■ **Requirement**
Leaving out the pictures, transcribe all of the records faithfully.

■ **Listing**

* START *

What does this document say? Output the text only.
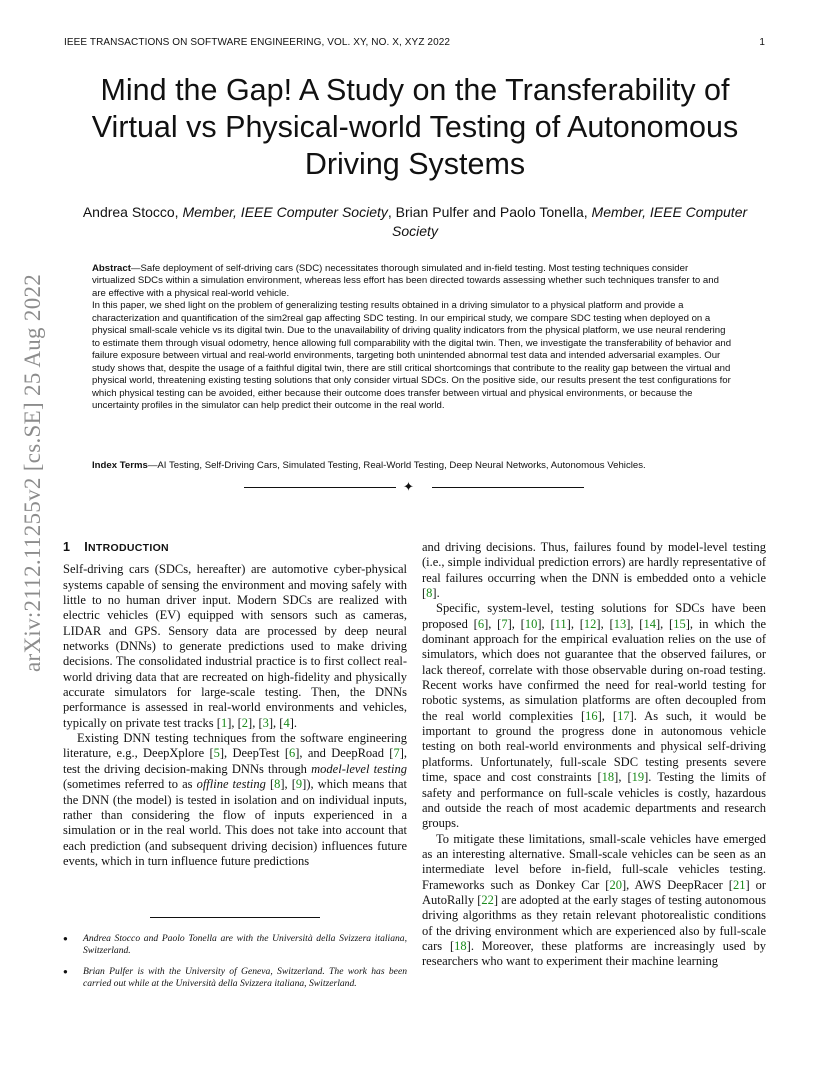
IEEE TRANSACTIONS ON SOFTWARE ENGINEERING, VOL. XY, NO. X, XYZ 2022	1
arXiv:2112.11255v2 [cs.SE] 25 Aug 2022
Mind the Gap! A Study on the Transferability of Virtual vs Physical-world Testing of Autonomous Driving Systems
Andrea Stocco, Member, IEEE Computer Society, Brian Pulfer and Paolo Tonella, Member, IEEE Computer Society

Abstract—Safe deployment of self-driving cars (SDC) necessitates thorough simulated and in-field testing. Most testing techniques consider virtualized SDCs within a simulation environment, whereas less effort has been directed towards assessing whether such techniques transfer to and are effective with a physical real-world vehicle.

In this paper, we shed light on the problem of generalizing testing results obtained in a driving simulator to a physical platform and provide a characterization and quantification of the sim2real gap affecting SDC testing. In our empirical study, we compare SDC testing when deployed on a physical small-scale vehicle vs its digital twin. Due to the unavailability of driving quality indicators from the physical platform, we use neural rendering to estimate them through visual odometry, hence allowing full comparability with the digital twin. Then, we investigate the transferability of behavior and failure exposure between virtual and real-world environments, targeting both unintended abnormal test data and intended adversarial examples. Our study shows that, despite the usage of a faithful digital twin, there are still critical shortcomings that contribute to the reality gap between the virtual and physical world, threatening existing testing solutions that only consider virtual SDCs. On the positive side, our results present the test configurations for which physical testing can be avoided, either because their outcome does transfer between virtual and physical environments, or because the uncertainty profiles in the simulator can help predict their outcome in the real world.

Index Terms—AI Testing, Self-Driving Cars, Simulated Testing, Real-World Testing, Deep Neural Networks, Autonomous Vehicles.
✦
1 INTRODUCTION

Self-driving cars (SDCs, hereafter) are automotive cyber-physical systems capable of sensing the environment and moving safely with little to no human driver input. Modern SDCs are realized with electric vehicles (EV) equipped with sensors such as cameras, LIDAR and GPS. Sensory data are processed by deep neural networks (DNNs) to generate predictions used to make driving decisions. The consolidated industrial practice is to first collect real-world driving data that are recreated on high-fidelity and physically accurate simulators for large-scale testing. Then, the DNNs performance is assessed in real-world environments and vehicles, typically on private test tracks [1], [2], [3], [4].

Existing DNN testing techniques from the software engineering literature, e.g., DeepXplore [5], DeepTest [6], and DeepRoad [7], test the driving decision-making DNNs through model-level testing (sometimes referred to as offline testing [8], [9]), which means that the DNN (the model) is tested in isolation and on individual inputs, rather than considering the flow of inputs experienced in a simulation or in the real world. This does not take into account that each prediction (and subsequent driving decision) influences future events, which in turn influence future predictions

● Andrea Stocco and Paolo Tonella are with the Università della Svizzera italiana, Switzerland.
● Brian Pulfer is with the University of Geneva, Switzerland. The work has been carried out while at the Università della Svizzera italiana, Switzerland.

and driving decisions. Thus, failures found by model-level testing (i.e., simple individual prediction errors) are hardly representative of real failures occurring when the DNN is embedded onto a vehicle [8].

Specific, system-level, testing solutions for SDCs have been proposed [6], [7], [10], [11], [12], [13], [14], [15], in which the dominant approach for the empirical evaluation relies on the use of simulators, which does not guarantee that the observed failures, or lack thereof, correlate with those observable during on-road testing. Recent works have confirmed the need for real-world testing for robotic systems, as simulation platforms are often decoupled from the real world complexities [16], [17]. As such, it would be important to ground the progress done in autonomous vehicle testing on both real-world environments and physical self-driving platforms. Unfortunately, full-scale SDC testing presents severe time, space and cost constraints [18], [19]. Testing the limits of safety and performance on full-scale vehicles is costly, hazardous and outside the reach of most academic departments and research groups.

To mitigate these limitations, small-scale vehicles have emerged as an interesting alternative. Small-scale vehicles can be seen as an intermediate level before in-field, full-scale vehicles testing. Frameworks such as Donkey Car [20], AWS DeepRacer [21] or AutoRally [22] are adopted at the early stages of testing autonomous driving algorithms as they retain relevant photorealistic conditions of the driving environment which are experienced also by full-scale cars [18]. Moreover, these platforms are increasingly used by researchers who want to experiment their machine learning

* END *

■ **Written answer**
What does this document say? Output the text only.
IEEE TRANSACTIONS ON SOFTWARE ENGINEERING, VOL. XY, NO. X, XYZ 2022	1
arXiv:2112.11255v2 [cs.SE] 25 Aug 2022
Mind the Gap! A Study on the Transferability of Virtual vs Physical-world Testing of Autonomous Driving Systems
Andrea Stocco, Member, IEEE Computer Society, Brian Pulfer and Paolo Tonella, Member, IEEE Computer Society

Abstract—Safe deployment of self-driving cars (SDC) necessitates thorough simulated and in-field testing. Most testing techniques consider virtualized SDCs within a simulation environment, whereas less effort has been directed towards assessing whether such techniques transfer to and are effective with a physical real-world vehicle.

In this paper, we shed light on the problem of generalizing testing results obtained in a driving simulator to a physical platform and provide a characterization and quantification of the sim2real gap affecting SDC testing. In our empirical study, we compare SDC testing when deployed on a physical small-scale vehicle vs its digital twin. Due to the unavailability of driving quality indicators from the physical platform, we use neural rendering to estimate them through visual odometry, hence allowing full comparability with the digital twin. Then, we investigate the transferability of behavior and failure exposure between virtual and real-world environments, targeting both unintended abnormal test data and intended adversarial examples. Our study shows that, despite the usage of a faithful digital twin, there are still critical shortcomings that contribute to the reality gap between the virtual and physical world, threatening existing testing solutions that only consider virtual SDCs. On the positive side, our results present the test configurations for which physical testing can be avoided, either because their outcome does transfer between virtual and physical environments, or because the uncertainty profiles in the simulator can help predict their outcome in the real world.

Index Terms—AI Testing, Self-Driving Cars, Simulated Testing, Real-World Testing, Deep Neural Networks, Autonomous Vehicles.
✦
1 INTRODUCTION

Self-driving cars (SDCs, hereafter) are automotive cyber-physical systems capable of sensing the environment and moving safely with little to no human driver input. Modern SDCs are realized with electric vehicles (EV) equipped with sensors such as cameras, LIDAR and GPS. Sensory data are processed by deep neural networks (DNNs) to generate predictions used to make driving decisions. The consolidated industrial practice is to first collect real-world driving data that are recreated on high-fidelity and physically accurate simulators for large-scale testing. Then, the DNNs performance is assessed in real-world environments and vehicles, typically on private test tracks [1], [2], [3], [4].

Existing DNN testing techniques from the software engineering literature, e.g., DeepXplore [5], DeepTest [6], and DeepRoad [7], test the driving decision-making DNNs through model-level testing (sometimes referred to as offline testing [8], [9]), which means that the DNN (the model) is tested in isolation and on individual inputs, rather than considering the flow of inputs experienced in a simulation or in the real world. This does not take into account that each prediction (and subsequent driving decision) influences future events, which in turn influence future predictions

● Andrea Stocco and Paolo Tonella are with the Università della Svizzera italiana, Switzerland.
● Brian Pulfer is with the University of Geneva, Switzerland. The work has been carried out while at the Università della Svizzera italiana, Switzerland.

and driving decisions. Thus, failures found by model-level testing (i.e., simple individual prediction errors) are hardly representative of real failures occurring when the DNN is embedded onto a vehicle [8].

Specific, system-level, testing solutions for SDCs have been proposed [6], [7], [10], [11], [12], [13], [14], [15], in which the dominant approach for the empirical evaluation relies on the use of simulators, which does not guarantee that the observed failures, or lack thereof, correlate with those observable during on-road testing. Recent works have confirmed the need for real-world testing for robotic systems, as simulation platforms are often decoupled from the real world complexities [16], [17]. As such, it would be important to ground the progress done in autonomous vehicle testing on both real-world environments and physical self-driving platforms. Unfortunately, full-scale SDC testing presents severe time, space and cost constraints [18], [19]. Testing the limits of safety and performance on full-scale vehicles is costly, hazardous and outside the reach of most academic departments and research groups.

To mitigate these limitations, small-scale vehicles have emerged as an interesting alternative. Small-scale vehicles can be seen as an intermediate level before in-field, full-scale vehicles testing. Frameworks such as Donkey Car [20], AWS DeepRacer [21] or AutoRally [22] are adopted at the early stages of testing autonomous driving algorithms as they retain relevant photorealistic conditions of the driving environment which are experienced also by full-scale cars [18]. Moreover, these platforms are increasingly used by researchers who want to experiment their machine learning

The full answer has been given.